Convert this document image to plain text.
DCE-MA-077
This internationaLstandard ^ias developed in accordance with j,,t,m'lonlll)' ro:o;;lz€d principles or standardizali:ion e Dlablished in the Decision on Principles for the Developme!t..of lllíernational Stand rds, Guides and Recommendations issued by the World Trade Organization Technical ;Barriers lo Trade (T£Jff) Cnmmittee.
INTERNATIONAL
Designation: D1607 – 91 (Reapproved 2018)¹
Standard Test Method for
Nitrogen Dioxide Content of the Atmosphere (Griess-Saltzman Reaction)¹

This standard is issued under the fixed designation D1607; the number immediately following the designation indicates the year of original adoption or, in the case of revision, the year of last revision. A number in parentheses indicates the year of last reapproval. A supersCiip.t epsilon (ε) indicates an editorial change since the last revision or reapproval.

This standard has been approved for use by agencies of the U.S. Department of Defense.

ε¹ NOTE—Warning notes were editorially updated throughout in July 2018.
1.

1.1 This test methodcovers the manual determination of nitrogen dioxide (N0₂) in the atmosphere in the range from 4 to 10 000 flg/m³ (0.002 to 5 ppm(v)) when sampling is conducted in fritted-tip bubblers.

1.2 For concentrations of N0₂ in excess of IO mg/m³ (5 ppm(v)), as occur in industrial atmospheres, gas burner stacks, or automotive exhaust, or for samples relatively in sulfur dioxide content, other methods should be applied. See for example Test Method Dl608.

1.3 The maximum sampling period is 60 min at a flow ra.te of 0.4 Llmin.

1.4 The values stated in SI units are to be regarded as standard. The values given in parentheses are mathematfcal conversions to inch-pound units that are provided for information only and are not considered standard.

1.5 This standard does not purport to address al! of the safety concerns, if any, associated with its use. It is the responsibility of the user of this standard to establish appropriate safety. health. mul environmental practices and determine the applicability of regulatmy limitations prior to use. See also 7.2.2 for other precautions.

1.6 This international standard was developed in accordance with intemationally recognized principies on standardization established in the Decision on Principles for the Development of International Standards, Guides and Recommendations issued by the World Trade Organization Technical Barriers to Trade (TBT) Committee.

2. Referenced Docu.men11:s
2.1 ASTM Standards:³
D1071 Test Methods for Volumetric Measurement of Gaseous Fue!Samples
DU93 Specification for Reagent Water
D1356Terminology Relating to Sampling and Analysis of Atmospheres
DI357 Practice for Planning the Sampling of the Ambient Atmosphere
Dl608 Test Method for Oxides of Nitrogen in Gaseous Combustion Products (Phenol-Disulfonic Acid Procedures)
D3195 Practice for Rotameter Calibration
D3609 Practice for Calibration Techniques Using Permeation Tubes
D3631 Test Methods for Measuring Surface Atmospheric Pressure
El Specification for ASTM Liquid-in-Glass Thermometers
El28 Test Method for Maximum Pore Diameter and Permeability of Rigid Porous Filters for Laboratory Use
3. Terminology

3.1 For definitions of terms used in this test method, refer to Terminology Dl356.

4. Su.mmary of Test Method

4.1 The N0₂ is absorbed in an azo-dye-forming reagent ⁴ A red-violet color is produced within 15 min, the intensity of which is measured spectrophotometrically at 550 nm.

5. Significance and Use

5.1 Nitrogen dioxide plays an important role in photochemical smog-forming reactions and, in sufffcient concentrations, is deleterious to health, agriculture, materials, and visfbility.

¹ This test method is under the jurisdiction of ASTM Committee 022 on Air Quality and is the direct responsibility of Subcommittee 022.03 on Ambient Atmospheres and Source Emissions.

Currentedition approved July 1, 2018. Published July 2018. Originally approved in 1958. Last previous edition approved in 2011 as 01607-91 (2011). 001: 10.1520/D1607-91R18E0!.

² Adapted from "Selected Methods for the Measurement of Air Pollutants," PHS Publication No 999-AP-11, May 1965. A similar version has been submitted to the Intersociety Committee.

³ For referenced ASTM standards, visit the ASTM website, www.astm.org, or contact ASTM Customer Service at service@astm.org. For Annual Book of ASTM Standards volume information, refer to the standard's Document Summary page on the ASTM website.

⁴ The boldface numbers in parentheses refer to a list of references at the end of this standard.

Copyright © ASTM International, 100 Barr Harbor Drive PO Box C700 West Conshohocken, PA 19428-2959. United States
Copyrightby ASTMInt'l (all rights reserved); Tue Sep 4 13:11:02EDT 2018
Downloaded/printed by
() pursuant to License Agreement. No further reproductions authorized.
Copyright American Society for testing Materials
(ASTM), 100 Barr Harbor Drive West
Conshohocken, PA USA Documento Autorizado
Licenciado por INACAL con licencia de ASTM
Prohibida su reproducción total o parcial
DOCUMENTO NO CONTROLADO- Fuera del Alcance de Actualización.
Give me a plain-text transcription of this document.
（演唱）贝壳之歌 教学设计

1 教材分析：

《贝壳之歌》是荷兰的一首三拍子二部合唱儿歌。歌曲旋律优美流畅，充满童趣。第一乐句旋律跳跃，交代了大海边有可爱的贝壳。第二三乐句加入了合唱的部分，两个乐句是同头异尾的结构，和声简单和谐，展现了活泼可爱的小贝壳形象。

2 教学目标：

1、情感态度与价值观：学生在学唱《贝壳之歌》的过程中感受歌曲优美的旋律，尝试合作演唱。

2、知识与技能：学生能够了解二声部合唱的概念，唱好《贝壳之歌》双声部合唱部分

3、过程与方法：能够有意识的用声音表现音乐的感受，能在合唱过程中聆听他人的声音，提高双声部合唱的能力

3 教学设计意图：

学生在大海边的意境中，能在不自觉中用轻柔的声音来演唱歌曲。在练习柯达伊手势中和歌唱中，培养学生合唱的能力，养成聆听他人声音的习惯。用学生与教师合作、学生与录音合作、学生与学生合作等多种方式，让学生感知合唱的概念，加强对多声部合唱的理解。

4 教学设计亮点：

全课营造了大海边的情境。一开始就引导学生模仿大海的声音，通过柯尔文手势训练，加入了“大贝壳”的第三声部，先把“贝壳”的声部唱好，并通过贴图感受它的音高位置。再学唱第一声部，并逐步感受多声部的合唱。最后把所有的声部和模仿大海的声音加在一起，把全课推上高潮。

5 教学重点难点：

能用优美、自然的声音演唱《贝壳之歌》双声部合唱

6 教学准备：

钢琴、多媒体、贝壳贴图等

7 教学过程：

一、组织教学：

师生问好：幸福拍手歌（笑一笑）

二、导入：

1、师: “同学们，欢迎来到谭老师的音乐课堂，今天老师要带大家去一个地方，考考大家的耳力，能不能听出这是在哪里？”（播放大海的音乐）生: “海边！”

> The request
All entries must be repeated verbatim.

> Final result
Convert this document image to plain text.
DCE-MA-077
This internationaLstandard ^ias developed in accordance with j,,t,m'lonlll)' ro:o;;lz€d principles or standardizali:ion e Dlablished in the Decision on Principles for the Developme!t..of lllíernational Stand rds, Guides and Recommendations issued by the World Trade Organization Technical ;Barriers lo Trade (T£Jff) Cnmmittee.
INTERNATIONAL
Designation: D1607 – 91 (Reapproved 2018)¹
Standard Test Method for
Nitrogen Dioxide Content of the Atmosphere (Griess-Saltzman Reaction)¹

This standard is issued under the fixed designation D1607; the number immediately following the designation indicates the year of original adoption or, in the case of revision, the year of last revision. A number in parentheses indicates the year of last reapproval. A supersCiip.t epsilon (ε) indicates an editorial change since the last revision or reapproval.

This standard has been approved for use by agencies of the U.S. Department of Defense.

ε¹ NOTE—Warning notes were editorially updated throughout in July 2018.
1.

1.1 This test methodcovers the manual determination of nitrogen dioxide (N0₂) in the atmosphere in the range from 4 to 10 000 flg/m³ (0.002 to 5 ppm(v)) when sampling is conducted in fritted-tip bubblers.

1.2 For concentrations of N0₂ in excess of IO mg/m³ (5 ppm(v)), as occur in industrial atmospheres, gas burner stacks, or automotive exhaust, or for samples relatively in sulfur dioxide content, other methods should be applied. See for example Test Method Dl608.

1.3 The maximum sampling period is 60 min at a flow ra.te of 0.4 Llmin.

1.4 The values stated in SI units are to be regarded as standard. The values given in parentheses are mathematfcal conversions to inch-pound units that are provided for information only and are not considered standard.

1.5 This standard does not purport to address al! of the safety concerns, if any, associated with its use. It is the responsibility of the user of this standard to establish appropriate safety. health. mul environmental practices and determine the applicability of regulatmy limitations prior to use. See also 7.2.2 for other precautions.

1.6 This international standard was developed in accordance with intemationally recognized principies on standardization established in the Decision on Principles for the Development of International Standards, Guides and Recommendations issued by the World Trade Organization Technical Barriers to Trade (TBT) Committee.

2. Referenced Docu.men11:s
2.1 ASTM Standards:³
D1071 Test Methods for Volumetric Measurement of Gaseous Fue!Samples
DU93 Specification for Reagent Water
D1356Terminology Relating to Sampling and Analysis of Atmospheres
DI357 Practice for Planning the Sampling of the Ambient Atmosphere
Dl608 Test Method for Oxides of Nitrogen in Gaseous Combustion Products (Phenol-Disulfonic Acid Procedures)
D3195 Practice for Rotameter Calibration
D3609 Practice for Calibration Techniques Using Permeation Tubes
D3631 Test Methods for Measuring Surface Atmospheric Pressure
El Specification for ASTM Liquid-in-Glass Thermometers
El28 Test Method for Maximum Pore Diameter and Permeability of Rigid Porous Filters for Laboratory Use
3. Terminology

3.1 For definitions of terms used in this test method, refer to Terminology Dl356.

4. Su.mmary of Test Method

4.1 The N0₂ is absorbed in an azo-dye-forming reagent ⁴ A red-violet color is produced within 15 min, the intensity of which is measured spectrophotometrically at 550 nm.

5. Significance and Use

5.1 Nitrogen dioxide plays an important role in photochemical smog-forming reactions and, in sufffcient concentrations, is deleterious to health, agriculture, materials, and visfbility.

¹ This test method is under the jurisdiction of ASTM Committee 022 on Air Quality and is the direct responsibility of Subcommittee 022.03 on Ambient Atmospheres and Source Emissions.

Currentedition approved July 1, 2018. Published July 2018. Originally approved in 1958. Last previous edition approved in 2011 as 01607-91 (2011). 001: 10.1520/D1607-91R18E0!.

² Adapted from "Selected Methods for the Measurement of Air Pollutants," PHS Publication No 999-AP-11, May 1965. A similar version has been submitted to the Intersociety Committee.

³ For referenced ASTM standards, visit the ASTM website, www.astm.org, or contact ASTM Customer Service at service@astm.org. For Annual Book of ASTM Standards volume information, refer to the standard's Document Summary page on the ASTM website.

⁴ The boldface numbers in parentheses refer to a list of references at the end of this standard.

Copyright © ASTM International, 100 Barr Harbor Drive PO Box C700 West Conshohocken, PA 19428-2959. United States
Copyrightby ASTMInt'l (all rights reserved); Tue Sep 4 13:11:02EDT 2018
Downloaded/printed by
() pursuant to License Agreement. No further reproductions authorized.
Copyright American Society for testing Materials
(ASTM), 100 Barr Harbor Drive West
Conshohocken, PA USA Documento Autorizado
Licenciado por INACAL con licencia de ASTM
Prohibida su reproducción total o parcial
DOCUMENTO NO CONTROLADO- Fuera del Alcance de Actualización.
Give me a plain-text transcription of this document.
（演唱）贝壳之歌 教学设计

1 教材分析：

《贝壳之歌》是荷兰的一首三拍子二部合唱儿歌。歌曲旋律优美流畅，充满童趣。第一乐句旋律跳跃，交代了大海边有可爱的贝壳。第二三乐句加入了合唱的部分，两个乐句是同头异尾的结构，和声简单和谐，展现了活泼可爱的小贝壳形象。

2 教学目标：

1、情感态度与价值观：学生在学唱《贝壳之歌》的过程中感受歌曲优美的旋律，尝试合作演唱。

2、知识与技能：学生能够了解二声部合唱的概念，唱好《贝壳之歌》双声部合唱部分

3、过程与方法：能够有意识的用声音表现音乐的感受，能在合唱过程中聆听他人的声音，提高双声部合唱的能力

3 教学设计意图：

学生在大海边的意境中，能在不自觉中用轻柔的声音来演唱歌曲。在练习柯达伊手势中和歌唱中，培养学生合唱的能力，养成聆听他人声音的习惯。用学生与教师合作、学生与录音合作、学生与学生合作等多种方式，让学生感知合唱的概念，加强对多声部合唱的理解。

4 教学设计亮点：

全课营造了大海边的情境。一开始就引导学生模仿大海的声音，通过柯尔文手势训练，加入了“大贝壳”的第三声部，先把“贝壳”的声部唱好，并通过贴图感受它的音高位置。再学唱第一声部，并逐步感受多声部的合唱。最后把所有的声部和模仿大海的声音加在一起，把全课推上高潮。

5 教学重点难点：

能用优美、自然的声音演唱《贝壳之歌》双声部合唱

6 教学准备：

钢琴、多媒体、贝壳贴图等

7 教学过程：

一、组织教学：

师生问好：幸福拍手歌（笑一笑）

二、导入：

1、师: “同学们，欢迎来到谭老师的音乐课堂，今天老师要带大家去一个地方，考考大家的耳力，能不能听出这是在哪里？”（播放大海的音乐）生: “海边！”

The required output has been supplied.